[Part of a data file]
================================

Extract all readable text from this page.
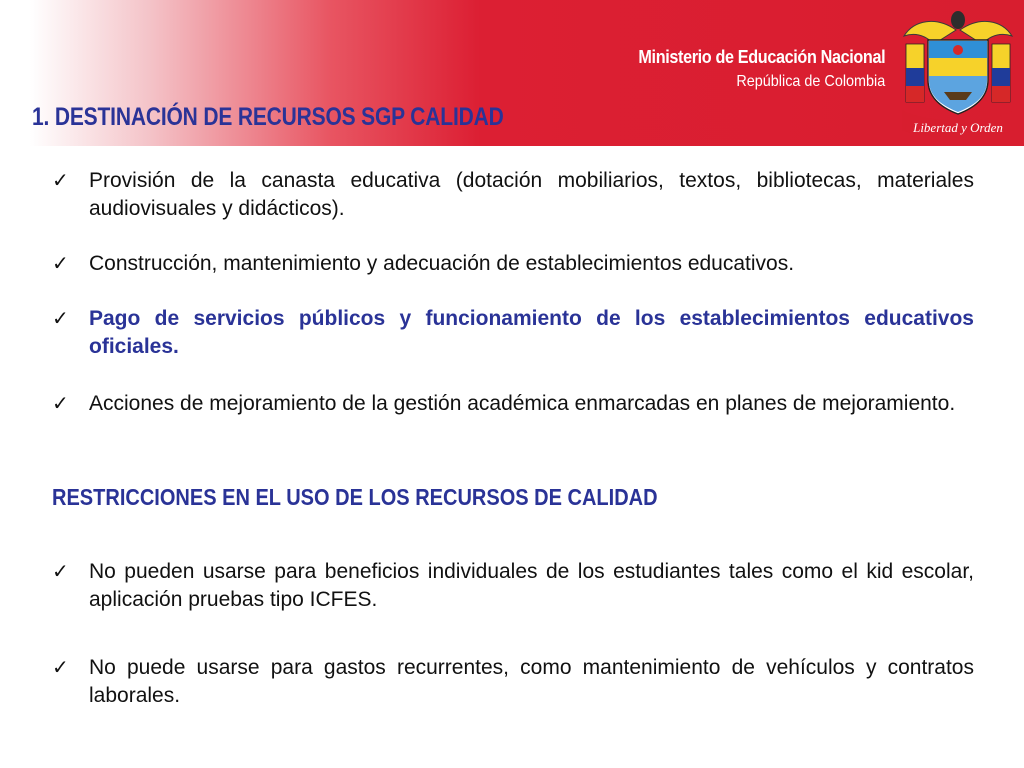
Ministerio de Educación Nacional
República de Colombia
Libertad y Orden
1. DESTINACIÓN DE RECURSOS SGP CALIDAD
✓ Provisión de la canasta educativa (dotación mobiliarios, textos, bibliotecas, materiales audiovisuales y didácticos).
✓ Construcción, mantenimiento y adecuación de establecimientos educativos.
✓ Pago de servicios públicos y funcionamiento de los establecimientos educativos oficiales.
✓ Acciones de mejoramiento de la gestión académica enmarcadas en planes de mejoramiento.
RESTRICCIONES EN EL USO DE LOS RECURSOS DE CALIDAD
✓ No pueden usarse para beneficios individuales de los estudiantes tales como el kid escolar, aplicación pruebas tipo ICFES.
✓ No puede usarse para gastos recurrentes, como mantenimiento de vehículos y contratos laborales.
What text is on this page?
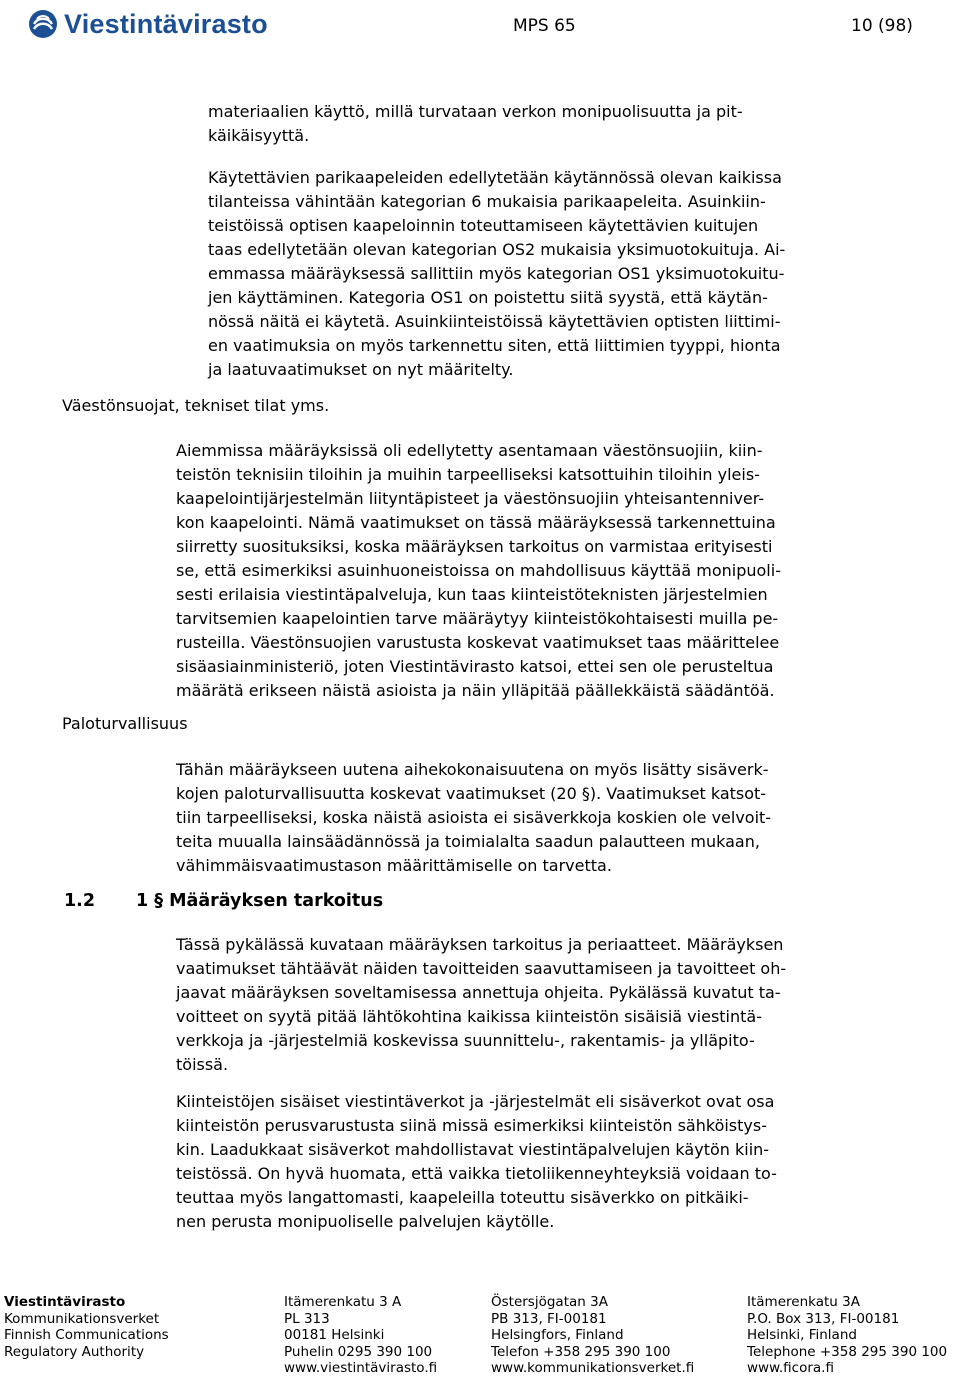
Viestintävirasto	MPS 65	10 (98)
materiaalien käyttö, millä turvataan verkon monipuolisuutta ja pit-
käikäisyyttä.
Käytettävien parikaapeleiden edellytetään käytännössä olevan kaikissa
tilanteissa vähintään kategorian 6 mukaisia parikaapeleita. Asuinkiin-
teistöissä optisen kaapeloinnin toteuttamiseen käytettävien kuitujen
taas edellytetään olevan kategorian OS2 mukaisia yksimuotokuituja. Ai-
emmassa määräyksessä sallittiin myös kategorian OS1 yksimuotokuitu-
jen käyttäminen. Kategoria OS1 on poistettu siitä syystä, että käytän-
nössä näitä ei käytetä. Asuinkiinteistöissä käytettävien optisten liittimi-
en vaatimuksia on myös tarkennettu siten, että liittimien tyyppi, hionta
ja laatuvaatimukset on nyt määritelty.
Väestönsuojat, tekniset tilat yms.
Aiemmissa määräyksissä oli edellytetty asentamaan väestönsuojiin, kiin-
teistön teknisiin tiloihin ja muihin tarpeelliseksi katsottuihin tiloihin yleis-
kaapelointijärjestelmän liityntäpisteet ja väestönsuojiin yhteisantenniver-
kon kaapelointi. Nämä vaatimukset on tässä määräyksessä tarkennettuina
siirretty suosituksiksi, koska määräyksen tarkoitus on varmistaa erityisesti
se, että esimerkiksi asuinhuoneistoissa on mahdollisuus käyttää monipuoli-
sesti erilaisia viestintäpalveluja, kun taas kiinteistöteknisten järjestelmien
tarvitsemien kaapelointien tarve määräytyy kiinteistökohtaisesti muilla pe-
rusteilla. Väestönsuojien varustusta koskevat vaatimukset taas määrittelee
sisäasiainministeriö, joten Viestintävirasto katsoi, ettei sen ole perusteltua
määrätä erikseen näistä asioista ja näin ylläpitää päällekkäistä säädäntöä.
Paloturvallisuus
Tähän määräykseen uutena aihekokonaisuutena on myös lisätty sisäverk-
kojen paloturvallisuutta koskevat vaatimukset (20 §). Vaatimukset katsot-
tiin tarpeelliseksi, koska näistä asioista ei sisäverkkoja koskien ole velvoit-
teita muualla lainsäädännössä ja toimialalta saadun palautteen mukaan,
vähimmäisvaatimustason määrittämiselle on tarvetta.
1.2 1 § Määräyksen tarkoitus
Tässä pykälässä kuvataan määräyksen tarkoitus ja periaatteet. Määräyksen
vaatimukset tähtäävät näiden tavoitteiden saavuttamiseen ja tavoitteet oh-
jaavat määräyksen soveltamisessa annettuja ohjeita. Pykälässä kuvatut ta-
voitteet on syytä pitää lähtökohtina kaikissa kiinteistön sisäisiä viestintä-
verkkoja ja -järjestelmiä koskevissa suunnittelu-, rakentamis- ja ylläpito-
töissä.
Kiinteistöjen sisäiset viestintäverkot ja -järjestelmät eli sisäverkot ovat osa
kiinteistön perusvarustusta siinä missä esimerkiksi kiinteistön sähköistys-
kin. Laadukkaat sisäverkot mahdollistavat viestintäpalvelujen käytön kiin-
teistössä. On hyvä huomata, että vaikka tietoliikenneyhteyksiä voidaan to-
teuttaa myös langattomasti, kaapeleilla toteuttu sisäverkko on pitkäiki-
nen perusta monipuoliselle palvelujen käytölle.
Viestintävirasto
Kommunikationsverket
Finnish Communications
Regulatory Authority
Itämerenkatu 3 A
PL 313
00181 Helsinki
Puhelin 0295 390 100
www.viestintävirasto.fi
Östersjögatan 3A
PB 313, FI-00181
Helsingfors, Finland
Telefon +358 295 390 100
www.kommunikationsverket.fi
Itämerenkatu 3A
P.O. Box 313, FI-00181
Helsinki, Finland
Telephone +358 295 390 100
www.ficora.fi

================================

§ Directions
Each record above is to be restated exactly, with its pictures removed from the copy.

§ Solution to this task
Extract all readable text from this page.
Ministerio de Educación Nacional
República de Colombia
Libertad y Orden
1. DESTINACIÓN DE RECURSOS SGP CALIDAD
✓ Provisión de la canasta educativa (dotación mobiliarios, textos, bibliotecas, materiales audiovisuales y didácticos).
✓ Construcción, mantenimiento y adecuación de establecimientos educativos.
✓ Pago de servicios públicos y funcionamiento de los establecimientos educativos oficiales.
✓ Acciones de mejoramiento de la gestión académica enmarcadas en planes de mejoramiento.
RESTRICCIONES EN EL USO DE LOS RECURSOS DE CALIDAD
✓ No pueden usarse para beneficios individuales de los estudiantes tales como el kid escolar, aplicación pruebas tipo ICFES.
✓ No puede usarse para gastos recurrentes, como mantenimiento de vehículos y contratos laborales.
What text is on this page?
Viestintävirasto	MPS 65	10 (98)
materiaalien käyttö, millä turvataan verkon monipuolisuutta ja pit-
käikäisyyttä.
Käytettävien parikaapeleiden edellytetään käytännössä olevan kaikissa
tilanteissa vähintään kategorian 6 mukaisia parikaapeleita. Asuinkiin-
teistöissä optisen kaapeloinnin toteuttamiseen käytettävien kuitujen
taas edellytetään olevan kategorian OS2 mukaisia yksimuotokuituja. Ai-
emmassa määräyksessä sallittiin myös kategorian OS1 yksimuotokuitu-
jen käyttäminen. Kategoria OS1 on poistettu siitä syystä, että käytän-
nössä näitä ei käytetä. Asuinkiinteistöissä käytettävien optisten liittimi-
en vaatimuksia on myös tarkennettu siten, että liittimien tyyppi, hionta
ja laatuvaatimukset on nyt määritelty.
Väestönsuojat, tekniset tilat yms.
Aiemmissa määräyksissä oli edellytetty asentamaan väestönsuojiin, kiin-
teistön teknisiin tiloihin ja muihin tarpeelliseksi katsottuihin tiloihin yleis-
kaapelointijärjestelmän liityntäpisteet ja väestönsuojiin yhteisantenniver-
kon kaapelointi. Nämä vaatimukset on tässä määräyksessä tarkennettuina
siirretty suosituksiksi, koska määräyksen tarkoitus on varmistaa erityisesti
se, että esimerkiksi asuinhuoneistoissa on mahdollisuus käyttää monipuoli-
sesti erilaisia viestintäpalveluja, kun taas kiinteistöteknisten järjestelmien
tarvitsemien kaapelointien tarve määräytyy kiinteistökohtaisesti muilla pe-
rusteilla. Väestönsuojien varustusta koskevat vaatimukset taas määrittelee
sisäasiainministeriö, joten Viestintävirasto katsoi, ettei sen ole perusteltua
määrätä erikseen näistä asioista ja näin ylläpitää päällekkäistä säädäntöä.
Paloturvallisuus
Tähän määräykseen uutena aihekokonaisuutena on myös lisätty sisäverk-
kojen paloturvallisuutta koskevat vaatimukset (20 §). Vaatimukset katsot-
tiin tarpeelliseksi, koska näistä asioista ei sisäverkkoja koskien ole velvoit-
teita muualla lainsäädännössä ja toimialalta saadun palautteen mukaan,
vähimmäisvaatimustason määrittämiselle on tarvetta.
1.2 1 § Määräyksen tarkoitus
Tässä pykälässä kuvataan määräyksen tarkoitus ja periaatteet. Määräyksen
vaatimukset tähtäävät näiden tavoitteiden saavuttamiseen ja tavoitteet oh-
jaavat määräyksen soveltamisessa annettuja ohjeita. Pykälässä kuvatut ta-
voitteet on syytä pitää lähtökohtina kaikissa kiinteistön sisäisiä viestintä-
verkkoja ja -järjestelmiä koskevissa suunnittelu-, rakentamis- ja ylläpito-
töissä.
Kiinteistöjen sisäiset viestintäverkot ja -järjestelmät eli sisäverkot ovat osa
kiinteistön perusvarustusta siinä missä esimerkiksi kiinteistön sähköistys-
kin. Laadukkaat sisäverkot mahdollistavat viestintäpalvelujen käytön kiin-
teistössä. On hyvä huomata, että vaikka tietoliikenneyhteyksiä voidaan to-
teuttaa myös langattomasti, kaapeleilla toteuttu sisäverkko on pitkäiki-
nen perusta monipuoliselle palvelujen käytölle.
Viestintävirasto
Kommunikationsverket
Finnish Communications
Regulatory Authority
Itämerenkatu 3 A
PL 313
00181 Helsinki
Puhelin 0295 390 100
www.viestintävirasto.fi
Östersjögatan 3A
PB 313, FI-00181
Helsingfors, Finland
Telefon +358 295 390 100
www.kommunikationsverket.fi
Itämerenkatu 3A
P.O. Box 313, FI-00181
Helsinki, Finland
Telephone +358 295 390 100
www.ficora.fi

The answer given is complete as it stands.